» **EXERCISE DIRECTIONS**
Determine the number of lines where "ylabel" occurs and reply with that number by itself.
== PROVIDED DATA ==
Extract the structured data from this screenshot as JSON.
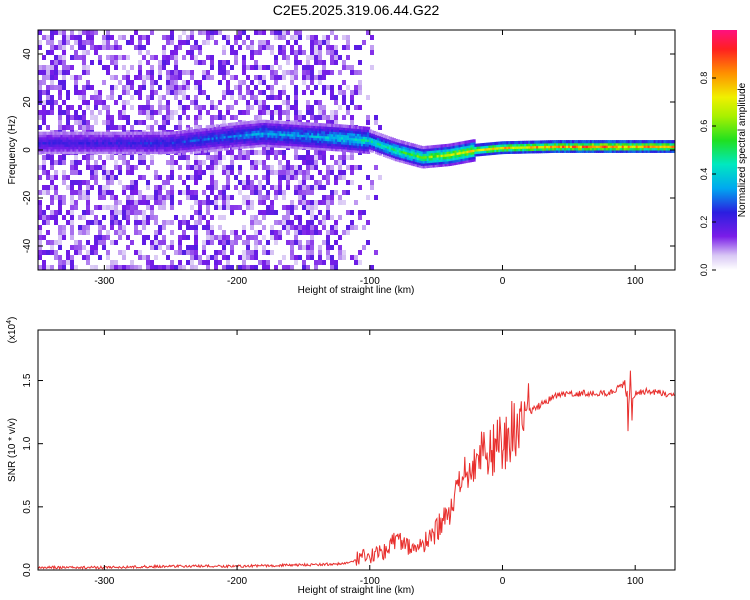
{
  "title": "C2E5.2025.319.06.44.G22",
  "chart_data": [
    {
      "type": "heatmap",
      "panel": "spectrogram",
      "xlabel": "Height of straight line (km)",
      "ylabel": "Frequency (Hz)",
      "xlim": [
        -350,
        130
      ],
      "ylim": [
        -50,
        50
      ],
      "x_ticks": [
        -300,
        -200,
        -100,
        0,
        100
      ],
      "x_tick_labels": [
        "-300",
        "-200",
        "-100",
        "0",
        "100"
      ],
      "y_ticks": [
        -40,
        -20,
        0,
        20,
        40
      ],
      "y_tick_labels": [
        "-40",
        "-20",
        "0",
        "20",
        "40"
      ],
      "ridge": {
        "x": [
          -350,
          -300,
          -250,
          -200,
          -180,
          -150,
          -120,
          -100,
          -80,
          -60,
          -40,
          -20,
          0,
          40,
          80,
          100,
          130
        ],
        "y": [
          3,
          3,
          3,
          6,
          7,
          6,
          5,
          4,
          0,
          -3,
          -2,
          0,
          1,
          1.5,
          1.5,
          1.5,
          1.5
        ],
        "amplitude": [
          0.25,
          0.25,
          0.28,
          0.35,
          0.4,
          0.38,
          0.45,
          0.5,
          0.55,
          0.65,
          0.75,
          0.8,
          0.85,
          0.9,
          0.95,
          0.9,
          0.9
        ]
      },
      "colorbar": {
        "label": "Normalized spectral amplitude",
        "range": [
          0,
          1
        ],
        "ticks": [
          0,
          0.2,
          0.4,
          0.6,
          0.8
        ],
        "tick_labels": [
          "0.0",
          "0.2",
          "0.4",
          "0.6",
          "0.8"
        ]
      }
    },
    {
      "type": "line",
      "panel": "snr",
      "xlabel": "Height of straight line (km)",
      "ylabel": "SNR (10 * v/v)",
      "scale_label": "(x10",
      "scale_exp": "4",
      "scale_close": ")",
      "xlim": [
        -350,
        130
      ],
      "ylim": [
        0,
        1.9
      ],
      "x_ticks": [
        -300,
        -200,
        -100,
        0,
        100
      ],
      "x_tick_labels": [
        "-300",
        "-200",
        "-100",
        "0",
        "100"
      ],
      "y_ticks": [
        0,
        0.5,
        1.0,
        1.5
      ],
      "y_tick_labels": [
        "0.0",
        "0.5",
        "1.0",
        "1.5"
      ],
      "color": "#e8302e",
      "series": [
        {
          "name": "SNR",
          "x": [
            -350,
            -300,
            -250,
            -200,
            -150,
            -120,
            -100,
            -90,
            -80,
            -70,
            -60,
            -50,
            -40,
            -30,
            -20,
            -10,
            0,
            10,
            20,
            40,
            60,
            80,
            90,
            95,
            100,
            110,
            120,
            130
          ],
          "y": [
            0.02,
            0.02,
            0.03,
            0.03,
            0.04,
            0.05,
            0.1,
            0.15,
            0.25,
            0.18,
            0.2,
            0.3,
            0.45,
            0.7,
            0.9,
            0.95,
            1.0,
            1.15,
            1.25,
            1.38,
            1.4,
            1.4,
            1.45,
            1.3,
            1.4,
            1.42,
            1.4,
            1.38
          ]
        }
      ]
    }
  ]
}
===
» **TASK RESPONSE**
2